Exercise details
Find the lines holding the string "Engineer" in the data, then copy all of them.

Listed entries
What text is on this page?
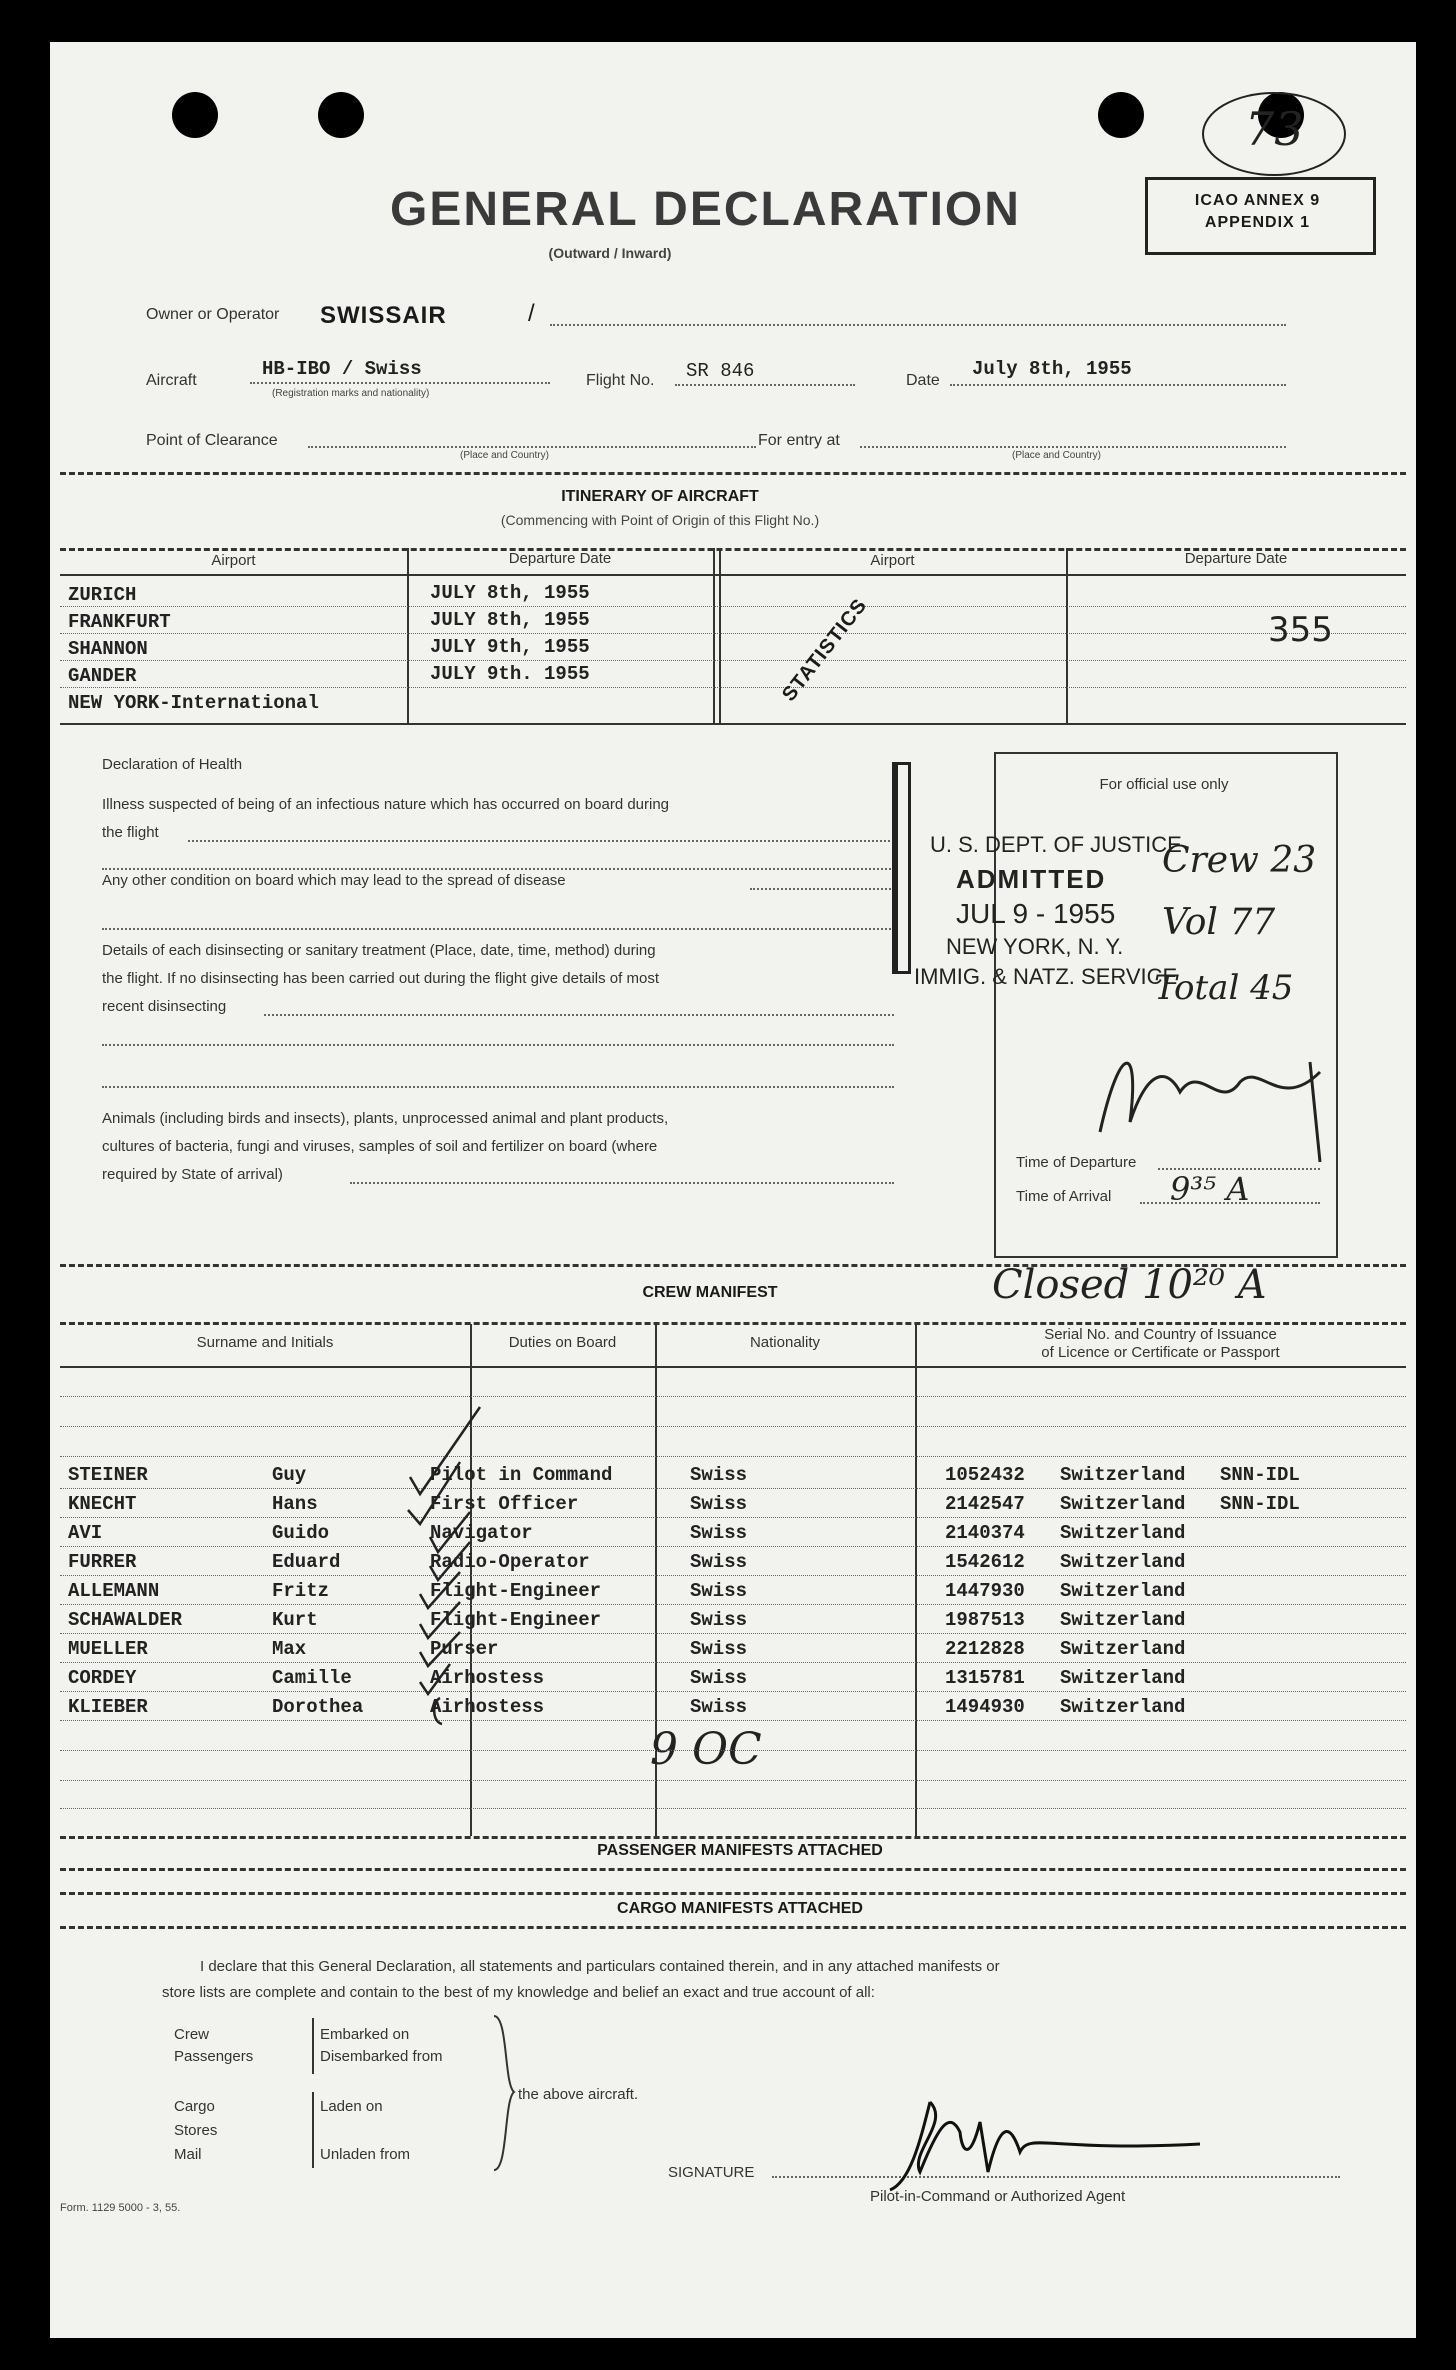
73
GENERAL DECLARATION
(Outward / Inward)
ICAO ANNEX 9
APPENDIX 1
Owner or Operator SWISSAIR	/
Aircraft
HB-IBO / Swiss
(Registration marks and nationality)
Flight No. SR 846	Date
July 8th, 1955
Point of Clearance
(Place and Country)
For entry at
(Place and Country)
ITINERARY OF AIRCRAFT
(Commencing with Point of Origin of this Flight No.)
Airport	Departure Date	Airport	Departure Date
ZURICH	JULY 8th, 1955
FRANKFURT	JULY 8th, 1955
SHANNON	JULY 9th, 1955
GANDER	JULY 9th. 1955
NEW YORK-International
355
STATISTICS
Declaration of Health
Illness suspected of being of an infectious nature which has occurred on board during
the flight
Any other condition on board which may lead to the spread of disease
Details of each disinsecting or sanitary treatment (Place, date, time, method) during
the flight. If no disinsecting has been carried out during the flight give details of most
recent disinsecting
Animals (including birds and insects), plants, unprocessed animal and plant products,
cultures of bacteria, fungi and viruses, samples of soil and fertilizer on board (where
required by State of arrival)
For official use only
U. S. DEPT. OF JUSTICE
ADMITTED
JUL 9 - 1955
NEW YORK, N. Y.
IMMIG. & NATZ. SERVICE
Crew 23
Vol 77
Total 45
Time of Departure
Time of Arrival 9³⁵ A
CREW MANIFEST	Closed 10²⁰ A
Surname and Initials	Duties on Board	Nationality	Serial No. and Country of Issuance
of Licence or Certificate or Passport
STEINER	Guy	Pilot in Command	Swiss	1052432 Switzerland SNN-IDL
KNECHT	Hans	First Officer	Swiss	2142547 Switzerland SNN-IDL
AVI	Guido	Navigator	Swiss	2140374 Switzerland
FURRER	Eduard	Radio-Operator	Swiss	1542612 Switzerland
ALLEMANN	Fritz	Flight-Engineer	Swiss	1447930 Switzerland
SCHAWALDER	Kurt	Flight-Engineer	Swiss	1987513 Switzerland
MUELLER	Max	Purser	Swiss	2212828 Switzerland
CORDEY	Camille	Airhostess	Swiss	1315781 Switzerland
KLIEBER	Dorothea	Airhostess	Swiss	1494930 Switzerland
9 OC
PASSENGER MANIFESTS ATTACHED
CARGO MANIFESTS ATTACHED
I declare that this General Declaration, all statements and particulars contained therein, and in any attached manifests or
store lists are complete and contain to the best of my knowledge and belief an exact and true account of all:
Crew
Passengers
Embarked on
Disembarked from
Cargo
Stores
Mail
Laden on
Unladen from
the above aircraft.
SIGNATURE
Pilot-in-Command or Authorized Agent
Form. 1129 5000 - 3, 55.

Exercise solution
ALLEMANN	Fritz	Flight-Engineer	Swiss	1447930 Switzerland
SCHAWALDER	Kurt	Flight-Engineer	Swiss	1987513 Switzerland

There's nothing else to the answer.